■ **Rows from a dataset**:
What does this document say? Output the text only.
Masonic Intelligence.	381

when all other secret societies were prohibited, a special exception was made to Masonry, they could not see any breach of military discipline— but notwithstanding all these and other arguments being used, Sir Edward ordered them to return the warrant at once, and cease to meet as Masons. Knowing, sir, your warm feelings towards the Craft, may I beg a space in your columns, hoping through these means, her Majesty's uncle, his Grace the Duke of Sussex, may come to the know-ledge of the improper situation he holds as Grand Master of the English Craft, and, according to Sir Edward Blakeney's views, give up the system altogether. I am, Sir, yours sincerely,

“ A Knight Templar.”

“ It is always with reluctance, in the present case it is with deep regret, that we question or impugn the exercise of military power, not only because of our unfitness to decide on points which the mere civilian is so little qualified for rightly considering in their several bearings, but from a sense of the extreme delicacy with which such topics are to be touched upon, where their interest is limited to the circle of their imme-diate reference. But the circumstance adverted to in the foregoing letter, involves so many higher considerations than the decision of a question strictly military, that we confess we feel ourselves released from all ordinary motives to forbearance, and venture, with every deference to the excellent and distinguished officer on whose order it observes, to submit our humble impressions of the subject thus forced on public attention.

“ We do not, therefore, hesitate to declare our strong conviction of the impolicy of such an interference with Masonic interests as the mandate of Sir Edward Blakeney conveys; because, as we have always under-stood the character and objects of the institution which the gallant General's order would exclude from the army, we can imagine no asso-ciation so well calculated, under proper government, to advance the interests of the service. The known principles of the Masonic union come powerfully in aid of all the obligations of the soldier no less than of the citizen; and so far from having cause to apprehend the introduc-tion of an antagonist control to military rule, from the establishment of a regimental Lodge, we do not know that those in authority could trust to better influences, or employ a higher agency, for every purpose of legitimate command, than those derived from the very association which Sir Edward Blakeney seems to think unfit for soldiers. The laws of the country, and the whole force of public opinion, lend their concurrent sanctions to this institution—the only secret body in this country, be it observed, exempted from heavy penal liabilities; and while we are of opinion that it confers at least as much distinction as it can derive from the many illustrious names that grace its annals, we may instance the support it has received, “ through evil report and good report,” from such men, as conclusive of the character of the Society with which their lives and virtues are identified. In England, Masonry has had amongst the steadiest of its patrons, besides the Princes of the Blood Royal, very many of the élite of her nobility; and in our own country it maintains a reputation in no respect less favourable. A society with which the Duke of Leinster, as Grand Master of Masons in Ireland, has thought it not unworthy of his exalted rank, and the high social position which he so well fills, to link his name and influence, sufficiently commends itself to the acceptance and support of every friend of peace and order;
...
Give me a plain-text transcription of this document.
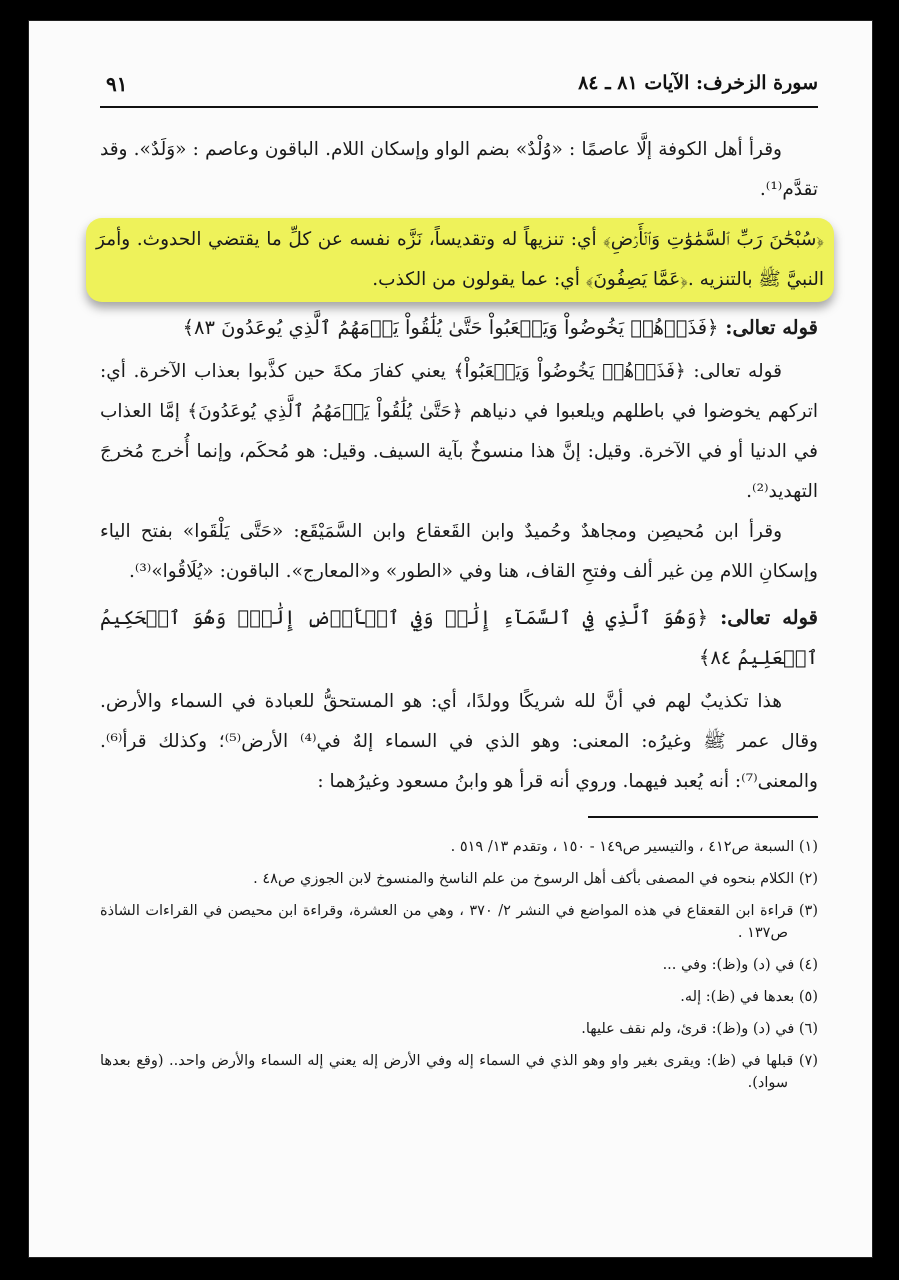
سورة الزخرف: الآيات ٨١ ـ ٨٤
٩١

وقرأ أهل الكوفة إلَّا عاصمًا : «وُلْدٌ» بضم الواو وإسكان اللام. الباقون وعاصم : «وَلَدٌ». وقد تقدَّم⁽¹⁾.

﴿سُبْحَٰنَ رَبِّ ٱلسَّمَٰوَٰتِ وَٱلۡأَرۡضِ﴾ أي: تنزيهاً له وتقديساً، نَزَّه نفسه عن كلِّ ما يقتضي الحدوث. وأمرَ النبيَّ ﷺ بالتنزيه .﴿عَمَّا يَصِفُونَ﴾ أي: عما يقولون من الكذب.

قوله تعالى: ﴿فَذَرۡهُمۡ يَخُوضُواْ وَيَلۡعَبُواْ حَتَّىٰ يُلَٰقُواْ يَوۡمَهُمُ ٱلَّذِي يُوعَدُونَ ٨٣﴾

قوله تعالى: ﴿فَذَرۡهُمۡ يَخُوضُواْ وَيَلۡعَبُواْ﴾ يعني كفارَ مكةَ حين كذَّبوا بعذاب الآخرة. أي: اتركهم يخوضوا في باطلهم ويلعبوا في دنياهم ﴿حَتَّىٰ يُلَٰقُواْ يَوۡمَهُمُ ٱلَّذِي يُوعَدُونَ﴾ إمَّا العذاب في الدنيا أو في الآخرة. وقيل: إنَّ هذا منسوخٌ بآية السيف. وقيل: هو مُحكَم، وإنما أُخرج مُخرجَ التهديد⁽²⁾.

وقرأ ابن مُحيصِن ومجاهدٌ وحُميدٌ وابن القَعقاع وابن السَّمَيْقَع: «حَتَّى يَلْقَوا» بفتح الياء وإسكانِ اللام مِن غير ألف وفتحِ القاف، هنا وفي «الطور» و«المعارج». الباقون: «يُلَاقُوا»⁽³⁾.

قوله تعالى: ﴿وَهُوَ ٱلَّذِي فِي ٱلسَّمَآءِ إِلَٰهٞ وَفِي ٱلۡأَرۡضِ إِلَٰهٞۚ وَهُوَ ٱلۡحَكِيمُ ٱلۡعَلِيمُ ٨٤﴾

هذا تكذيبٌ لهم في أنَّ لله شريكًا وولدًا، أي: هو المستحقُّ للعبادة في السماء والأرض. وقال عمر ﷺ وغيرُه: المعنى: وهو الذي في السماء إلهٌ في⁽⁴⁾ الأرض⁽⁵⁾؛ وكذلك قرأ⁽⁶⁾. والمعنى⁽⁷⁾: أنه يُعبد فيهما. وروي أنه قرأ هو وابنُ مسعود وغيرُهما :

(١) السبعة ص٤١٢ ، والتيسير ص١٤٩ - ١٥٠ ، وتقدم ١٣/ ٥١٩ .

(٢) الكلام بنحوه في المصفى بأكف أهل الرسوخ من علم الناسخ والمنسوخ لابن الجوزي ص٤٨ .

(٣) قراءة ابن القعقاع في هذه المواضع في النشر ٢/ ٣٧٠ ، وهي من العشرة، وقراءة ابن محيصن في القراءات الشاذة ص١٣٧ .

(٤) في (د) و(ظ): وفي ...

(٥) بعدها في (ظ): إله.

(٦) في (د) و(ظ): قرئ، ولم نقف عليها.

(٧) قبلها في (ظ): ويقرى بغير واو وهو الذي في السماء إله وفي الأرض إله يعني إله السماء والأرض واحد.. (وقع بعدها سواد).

■ **What the exercise asks**:
Write out each line of the data that holds the string "الباقون".

■ **Reply to the exercise**:
وقرأ أهل الكوفة إلَّا عاصمًا : «وُلْدٌ» بضم الواو وإسكان اللام. الباقون وعاصم : «وَلَدٌ». وقد تقدَّم⁽¹⁾.
وقرأ ابن مُحيصِن ومجاهدٌ وحُميدٌ وابن القَعقاع وابن السَّمَيْقَع: «حَتَّى يَلْقَوا» بفتح الياء وإسكانِ اللام مِن غير ألف وفتحِ القاف، هنا وفي «الطور» و«المعارج». الباقون: «يُلَاقُوا»⁽³⁾.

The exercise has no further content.